— GIVEN INSTRUCTION —
Omit every picture and write out the rest of the records exactly.

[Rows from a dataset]
*-*-*
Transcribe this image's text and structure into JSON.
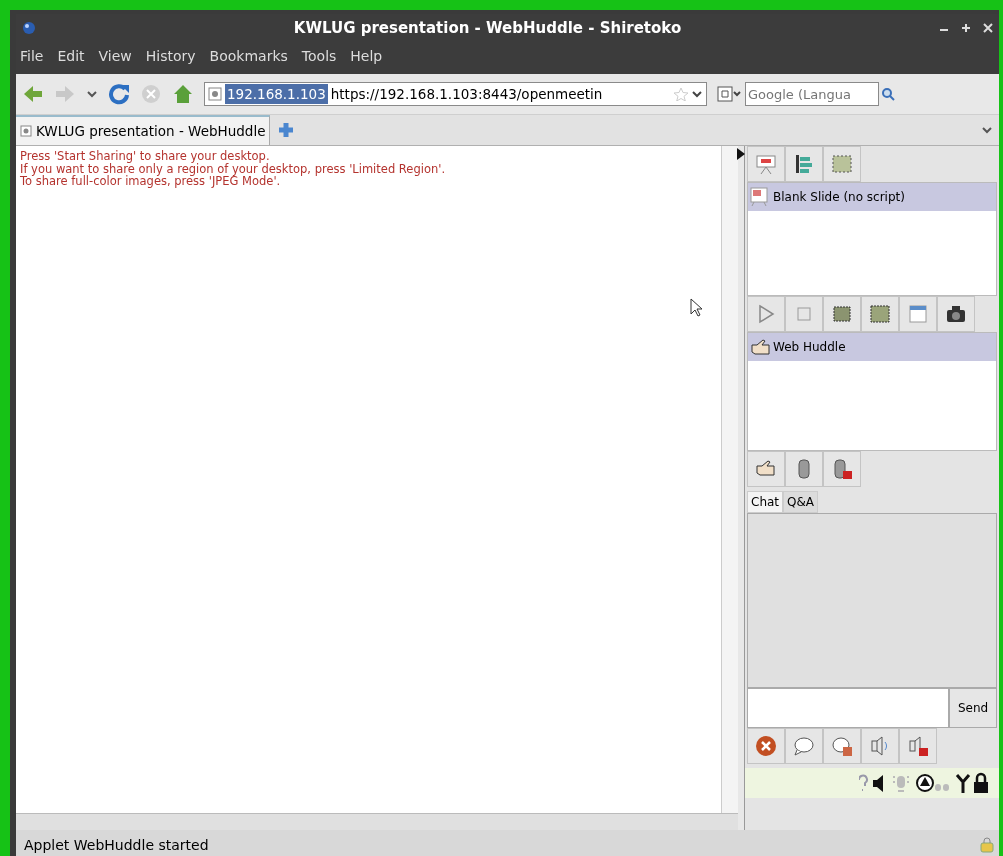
{
  "window": {
    "title": "KWLUG presentation - WebHuddle - Shiretoko"
  },
  "menu": [
    "File",
    "Edit",
    "View",
    "History",
    "Bookmarks",
    "Tools",
    "Help"
  ],
  "address": {
    "host": "192.168.1.103",
    "url": "https://192.168.1.103:8443/openmeetin"
  },
  "search": {
    "placeholder": "Google (Langua"
  },
  "tabs": [
    {
      "label": "KWLUG presentation - WebHuddle",
      "selected": true
    }
  ],
  "messages": [
    "Press 'Start Sharing' to share your desktop.",
    "If you want to share only a region of your desktop, press 'Limited Region'.",
    "To share full-color images, press 'JPEG Mode'."
  ],
  "slides": [
    {
      "label": "Blank Slide (no script)",
      "selected": true
    }
  ],
  "participants": [
    {
      "label": "Web Huddle",
      "selected": true
    }
  ],
  "chat_tabs": [
    {
      "label": "Chat",
      "selected": true
    },
    {
      "label": "Q&A",
      "selected": false
    }
  ],
  "send_button": "Send",
  "status_bar": "Applet WebHuddle started"
}
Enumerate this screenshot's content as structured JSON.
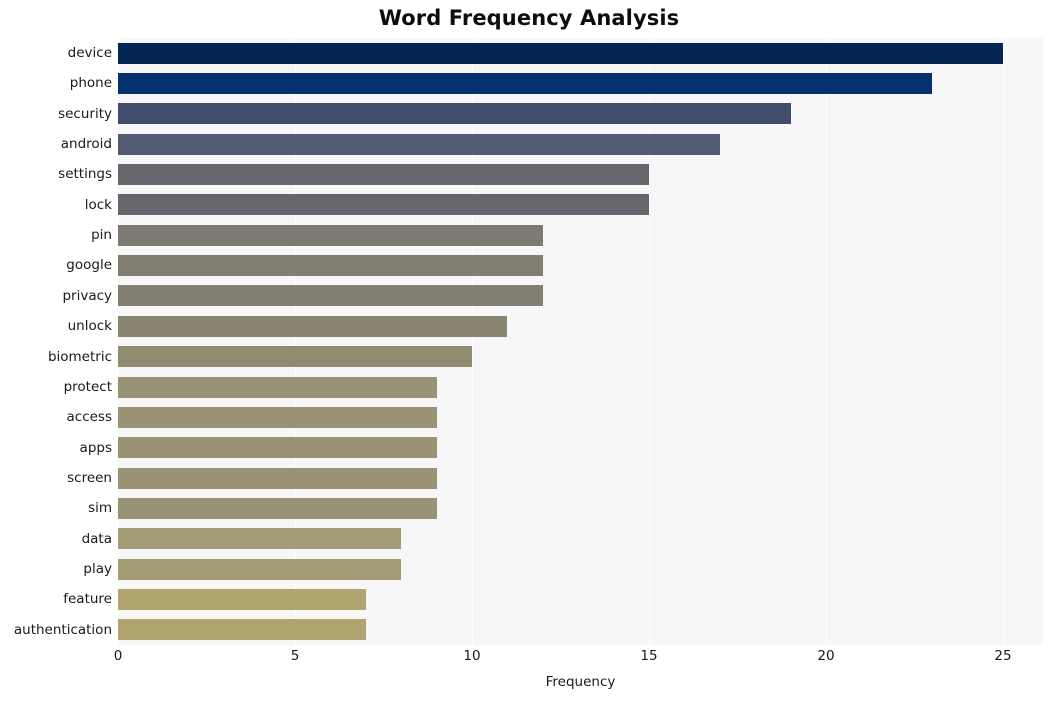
{
  "chart_data": {
    "type": "bar",
    "orientation": "horizontal",
    "title": "Word Frequency Analysis",
    "xlabel": "Frequency",
    "ylabel": "",
    "categories": [
      "device",
      "phone",
      "security",
      "android",
      "settings",
      "lock",
      "pin",
      "google",
      "privacy",
      "unlock",
      "biometric",
      "protect",
      "access",
      "apps",
      "screen",
      "sim",
      "data",
      "play",
      "feature",
      "authentication"
    ],
    "values": [
      25,
      23,
      19,
      17,
      15,
      15,
      12,
      12,
      12,
      11,
      10,
      9,
      9,
      9,
      9,
      9,
      8,
      8,
      7,
      7
    ],
    "bar_colors": [
      "#042552",
      "#04306e",
      "#3f4c6b",
      "#545a71",
      "#66676d",
      "#66676d",
      "#7d7a72",
      "#817d73",
      "#827e73",
      "#8b8672",
      "#918b72",
      "#9a9275",
      "#9a9275",
      "#9a9275",
      "#9a9275",
      "#9a9275",
      "#a39a76",
      "#a39a76",
      "#b0a46f",
      "#b0a46f"
    ],
    "xlim": [
      0,
      26.13
    ],
    "xticks": [
      0,
      5,
      10,
      15,
      20,
      25
    ],
    "xtick_labels": [
      "0",
      "5",
      "10",
      "15",
      "20",
      "25"
    ],
    "grid": true,
    "grid_axis": "x",
    "grid_color": "#ffffff",
    "legend": null,
    "plot_background": "#f7f7f7",
    "figure_background": "#ffffff"
  }
}
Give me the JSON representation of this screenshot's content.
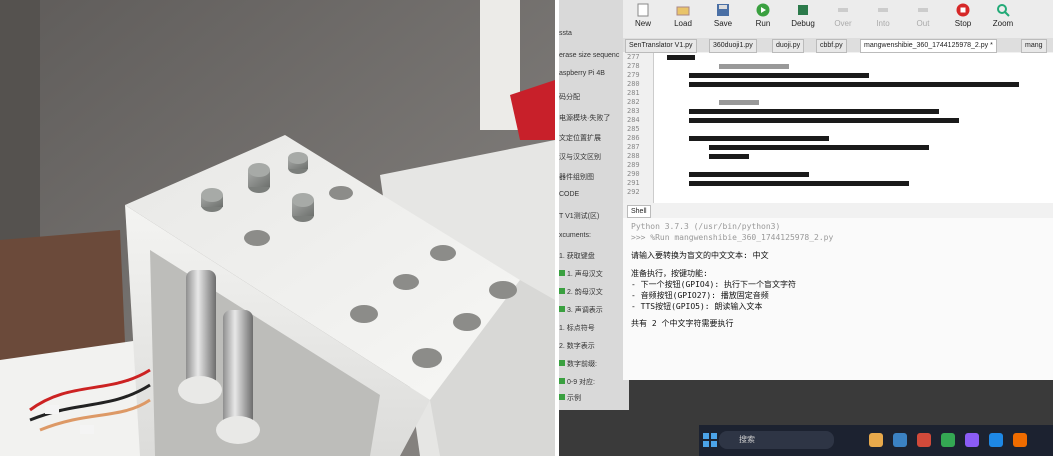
{
  "ide": {
    "toolbar": {
      "new_label": "New",
      "load_label": "Load",
      "save_label": "Save",
      "run_label": "Run",
      "debug_label": "Debug",
      "over_label": "Over",
      "into_label": "Into",
      "out_label": "Out",
      "stop_label": "Stop",
      "zoom_label": "Zoom"
    },
    "tabs": [
      "SenTranslator V1.py",
      "360duoji1.py",
      "duoji.py",
      "cbbf.py",
      "mangwenshibie_360_1744125978_2.py *",
      "mang"
    ],
    "line_numbers": [
      "277",
      "278",
      "279",
      "280",
      "281",
      "282",
      "283",
      "284",
      "285",
      "286",
      "287",
      "288",
      "289",
      "290",
      "291",
      "292"
    ],
    "shell_tab_label": "Shell",
    "shell_lines": [
      "Python 3.7.3 (/usr/bin/python3)",
      ">>> %Run mangwenshibie_360_1744125978_2.py",
      "请输入要转换为盲文的中文文本: 中文",
      "准备执行，按键功能:",
      "- 下一个按钮(GPIO4): 执行下一个盲文字符",
      "- 音频按钮(GPIO27): 播放固定音频",
      "- TTS按钮(GPIO5): 朗读输入文本",
      "共有 2 个中文字符需要执行"
    ]
  },
  "sidebar_items": [
    "ssta",
    "erase size sequenc",
    "aspberry Pi 4B",
    "码分配",
    "电源模块·失败了",
    "文定位置扩展",
    "汉与汉文区别",
    "器件组别图",
    "CODE",
    "T V1测试(区)",
    "xcuments:",
    "1. 获取键盘",
    "1. 声母汉文",
    "2. 韵母汉文",
    "3. 声调表示",
    "1. 标点符号",
    "2. 数字表示",
    "数字前缀:",
    "0-9 对应:",
    "示例"
  ],
  "taskbar": {
    "search_placeholder": "搜索"
  }
}
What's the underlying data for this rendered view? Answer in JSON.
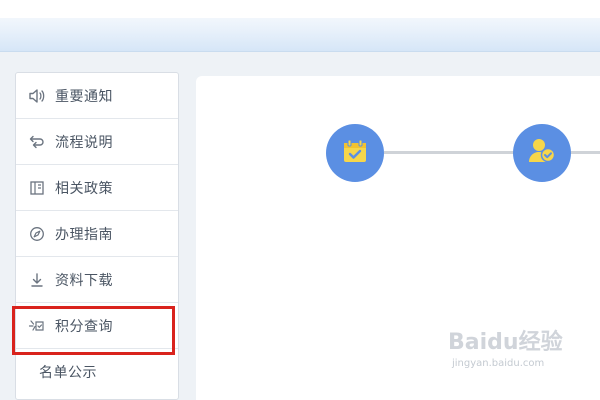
{
  "sidebar": {
    "items": [
      {
        "label": "重要通知",
        "icon": "speaker-icon"
      },
      {
        "label": "流程说明",
        "icon": "flow-icon"
      },
      {
        "label": "相关政策",
        "icon": "book-icon"
      },
      {
        "label": "办理指南",
        "icon": "compass-icon"
      },
      {
        "label": "资料下载",
        "icon": "download-icon"
      },
      {
        "label": "积分查询",
        "icon": "star-check-icon",
        "highlighted": true
      },
      {
        "label": "名单公示",
        "icon": ""
      }
    ]
  },
  "main": {
    "steps": [
      {
        "icon": "calendar-check-icon"
      },
      {
        "icon": "user-check-icon"
      }
    ]
  },
  "watermark": {
    "text": "Baidu经验",
    "url": "jingyan.baidu.com"
  },
  "colors": {
    "step_circle": "#5b8fe3",
    "step_icon": "#f6d64a",
    "highlight": "#d9231d",
    "sidebar_text": "#4a5563"
  }
}
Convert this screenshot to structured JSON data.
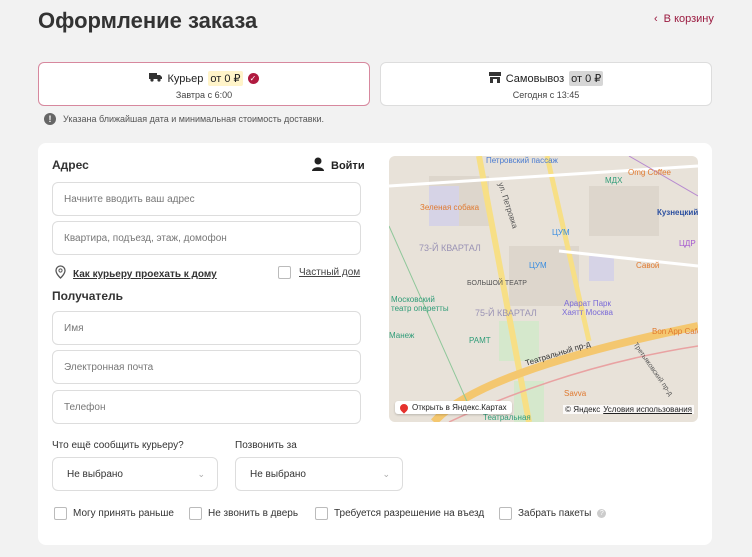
{
  "header": {
    "title": "Оформление заказа",
    "back_label": "В корзину"
  },
  "delivery_tabs": [
    {
      "label": "Курьер",
      "price": "от 0 ₽",
      "subtitle": "Завтра с 6:00",
      "selected": true,
      "icon": "truck-icon"
    },
    {
      "label": "Самовывоз",
      "price": "от 0 ₽",
      "subtitle": "Сегодня с 13:45",
      "selected": false,
      "icon": "store-icon"
    }
  ],
  "note": "Указана ближайшая дата и минимальная стоимость доставки.",
  "address": {
    "heading": "Адрес",
    "login_label": "Войти",
    "address_placeholder": "Начните вводить ваш адрес",
    "details_placeholder": "Квартира, подъезд, этаж, домофон",
    "directions_link": "Как курьеру проехать к дому",
    "private_house_label": "Частный дом"
  },
  "recipient": {
    "heading": "Получатель",
    "name_placeholder": "Имя",
    "email_placeholder": "Электронная почта",
    "phone_placeholder": "Телефон"
  },
  "extras": {
    "courier_message_label": "Что ещё сообщить курьеру?",
    "courier_message_value": "Не выбрано",
    "call_before_label": "Позвонить за",
    "call_before_value": "Не выбрано"
  },
  "options": [
    "Могу принять раньше",
    "Не звонить в дверь",
    "Требуется разрешение на въезд",
    "Забрать пакеты"
  ],
  "map": {
    "open_label": "Открыть в Яндекс.Картах",
    "copyright": "© Яндекс",
    "terms_link": "Условия использования",
    "labels": [
      "Петровский пассаж",
      "ул. Петровка",
      "Зеленая собака",
      "МДХ",
      "Omg Coffee",
      "Кузнецкий",
      "ЦУМ",
      "ЦУМ",
      "73-Й КВАРТАЛ",
      "БОЛЬШОЙ ТЕАТР",
      "Московский театр оперетты",
      "75-Й КВАРТАЛ",
      "Арарат Парк Хаятт Москва",
      "Савой",
      "ЦДР",
      "РАМТ",
      "Театральный пр-д",
      "Bon App Cafe",
      "Savva",
      "Третьяковский пр-д",
      "Манеж",
      "Театральная"
    ]
  },
  "colors": {
    "accent": "#b0193f",
    "price_highlight": "#fff4c9",
    "pickup_price_bg": "#d6d6d6"
  }
}
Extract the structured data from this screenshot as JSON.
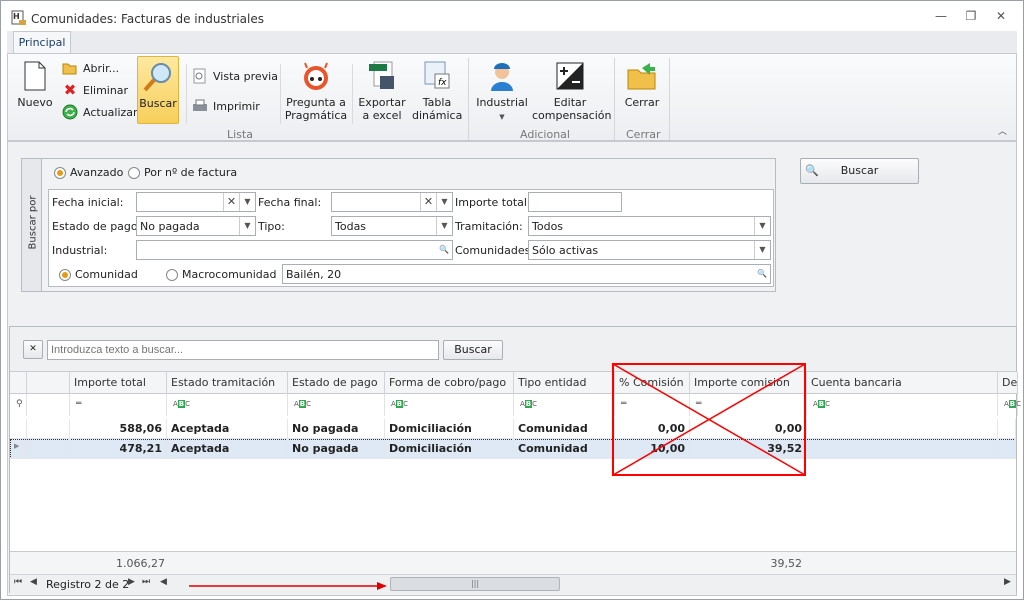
*-*-*
— RESPONSE —
Transcribe this image's text and structure into JSON.
{
  "window": {
    "title": "KWLUG presentation - WebHuddle - Shiretoko"
  },
  "menu": [
    "File",
    "Edit",
    "View",
    "History",
    "Bookmarks",
    "Tools",
    "Help"
  ],
  "address": {
    "host": "192.168.1.103",
    "url": "https://192.168.1.103:8443/openmeetin"
  },
  "search": {
    "placeholder": "Google (Langua"
  },
  "tabs": [
    {
      "label": "KWLUG presentation - WebHuddle",
      "selected": true
    }
  ],
  "messages": [
    "Press 'Start Sharing' to share your desktop.",
    "If you want to share only a region of your desktop, press 'Limited Region'.",
    "To share full-color images, press 'JPEG Mode'."
  ],
  "slides": [
    {
      "label": "Blank Slide (no script)",
      "selected": true
    }
  ],
  "participants": [
    {
      "label": "Web Huddle",
      "selected": true
    }
  ],
  "chat_tabs": [
    {
      "label": "Chat",
      "selected": true
    },
    {
      "label": "Q&A",
      "selected": false
    }
  ],
  "send_button": "Send",
  "status_bar": "Applet WebHuddle started"
}
Enumerate this screenshot's content as structured JSON.
{
  "chart_data": {
    "type": "bar",
    "orientation": "horizontal",
    "title": "Word Frequency Analysis",
    "xlabel": "Frequency",
    "ylabel": "",
    "categories": [
      "device",
      "phone",
      "security",
      "android",
      "settings",
      "lock",
      "pin",
      "google",
      "privacy",
      "unlock",
      "biometric",
      "protect",
      "access",
      "apps",
      "screen",
      "sim",
      "data",
      "play",
      "feature",
      "authentication"
    ],
    "values": [
      25,
      23,
      19,
      17,
      15,
      15,
      12,
      12,
      12,
      11,
      10,
      9,
      9,
      9,
      9,
      9,
      8,
      8,
      7,
      7
    ],
    "bar_colors": [
      "#042552",
      "#04306e",
      "#3f4c6b",
      "#545a71",
      "#66676d",
      "#66676d",
      "#7d7a72",
      "#817d73",
      "#827e73",
      "#8b8672",
      "#918b72",
      "#9a9275",
      "#9a9275",
      "#9a9275",
      "#9a9275",
      "#9a9275",
      "#a39a76",
      "#a39a76",
      "#b0a46f",
      "#b0a46f"
    ],
    "xlim": [
      0,
      26.13
    ],
    "xticks": [
      0,
      5,
      10,
      15,
      20,
      25
    ],
    "xtick_labels": [
      "0",
      "5",
      "10",
      "15",
      "20",
      "25"
    ],
    "grid": true,
    "grid_axis": "x",
    "grid_color": "#ffffff",
    "legend": null,
    "plot_background": "#f7f7f7",
    "figure_background": "#ffffff"
  }
}
Give me the JSON representation of this screenshot's content.
{
  "ide": {
    "toolbar": {
      "new_label": "New",
      "load_label": "Load",
      "save_label": "Save",
      "run_label": "Run",
      "debug_label": "Debug",
      "over_label": "Over",
      "into_label": "Into",
      "out_label": "Out",
      "stop_label": "Stop",
      "zoom_label": "Zoom"
    },
    "tabs": [
      "SenTranslator V1.py",
      "360duoji1.py",
      "duoji.py",
      "cbbf.py",
      "mangwenshibie_360_1744125978_2.py *",
      "mang"
    ],
    "line_numbers": [
      "277",
      "278",
      "279",
      "280",
      "281",
      "282",
      "283",
      "284",
      "285",
      "286",
      "287",
      "288",
      "289",
      "290",
      "291",
      "292"
    ],
    "shell_tab_label": "Shell",
    "shell_lines": [
      "Python 3.7.3 (/usr/bin/python3)",
      ">>> %Run mangwenshibie_360_1744125978_2.py",
      "请输入要转换为盲文的中文文本: 中文",
      "准备执行，按键功能:",
      "- 下一个按钮(GPIO4): 执行下一个盲文字符",
      "- 音频按钮(GPIO27): 播放固定音频",
      "- TTS按钮(GPIO5): 朗读输入文本",
      "共有 2 个中文字符需要执行"
    ]
  },
  "sidebar_items": [
    "ssta",
    "erase size sequenc",
    "aspberry Pi 4B",
    "码分配",
    "电源模块·失败了",
    "文定位置扩展",
    "汉与汉文区别",
    "器件组别图",
    "CODE",
    "T V1测试(区)",
    "xcuments:",
    "1. 获取键盘",
    "1. 声母汉文",
    "2. 韵母汉文",
    "3. 声调表示",
    "1. 标点符号",
    "2. 数字表示",
    "数字前缀:",
    "0-9 对应:",
    "示例"
  ],
  "taskbar": {
    "search_placeholder": "搜索"
  }
}
What's the underlying data for this rendered view? Answer in JSON.
{
  "sidebar": {
    "items": [
      {
        "label": "重要通知",
        "icon": "speaker-icon"
      },
      {
        "label": "流程说明",
        "icon": "flow-icon"
      },
      {
        "label": "相关政策",
        "icon": "book-icon"
      },
      {
        "label": "办理指南",
        "icon": "compass-icon"
      },
      {
        "label": "资料下载",
        "icon": "download-icon"
      },
      {
        "label": "积分查询",
        "icon": "star-check-icon",
        "highlighted": true
      },
      {
        "label": "名单公示",
        "icon": ""
      }
    ]
  },
  "main": {
    "steps": [
      {
        "icon": "calendar-check-icon"
      },
      {
        "icon": "user-check-icon"
      }
    ]
  },
  "watermark": {
    "text": "Baidu经验",
    "url": "jingyan.baidu.com"
  },
  "colors": {
    "step_circle": "#5b8fe3",
    "step_icon": "#f6d64a",
    "highlight": "#d9231d",
    "sidebar_text": "#4a5563"
  }
}
Convert this screenshot to structured JSON data.
{
  "header": {
    "title": "Оформление заказа",
    "back_label": "В корзину"
  },
  "delivery_tabs": [
    {
      "label": "Курьер",
      "price": "от 0 ₽",
      "subtitle": "Завтра с 6:00",
      "selected": true,
      "icon": "truck-icon"
    },
    {
      "label": "Самовывоз",
      "price": "от 0 ₽",
      "subtitle": "Сегодня с 13:45",
      "selected": false,
      "icon": "store-icon"
    }
  ],
  "note": "Указана ближайшая дата и минимальная стоимость доставки.",
  "address": {
    "heading": "Адрес",
    "login_label": "Войти",
    "address_placeholder": "Начните вводить ваш адрес",
    "details_placeholder": "Квартира, подъезд, этаж, домофон",
    "directions_link": "Как курьеру проехать к дому",
    "private_house_label": "Частный дом"
  },
  "recipient": {
    "heading": "Получатель",
    "name_placeholder": "Имя",
    "email_placeholder": "Электронная почта",
    "phone_placeholder": "Телефон"
  },
  "extras": {
    "courier_message_label": "Что ещё сообщить курьеру?",
    "courier_message_value": "Не выбрано",
    "call_before_label": "Позвонить за",
    "call_before_value": "Не выбрано"
  },
  "options": [
    "Могу принять раньше",
    "Не звонить в дверь",
    "Требуется разрешение на въезд",
    "Забрать пакеты"
  ],
  "map": {
    "open_label": "Открыть в Яндекс.Картах",
    "copyright": "© Яндекс",
    "terms_link": "Условия использования",
    "labels": [
      "Петровский пассаж",
      "ул. Петровка",
      "Зеленая собака",
      "МДХ",
      "Omg Coffee",
      "Кузнецкий",
      "ЦУМ",
      "ЦУМ",
      "73-Й КВАРТАЛ",
      "БОЛЬШОЙ ТЕАТР",
      "Московский театр оперетты",
      "75-Й КВАРТАЛ",
      "Арарат Парк Хаятт Москва",
      "Савой",
      "ЦДР",
      "РАМТ",
      "Театральный пр-д",
      "Bon App Cafe",
      "Savva",
      "Третьяковский пр-д",
      "Манеж",
      "Театральная"
    ]
  },
  "colors": {
    "accent": "#b0193f",
    "price_highlight": "#fff4c9",
    "pickup_price_bg": "#d6d6d6"
  }
}
Extract the structured data from this screenshot as JSON.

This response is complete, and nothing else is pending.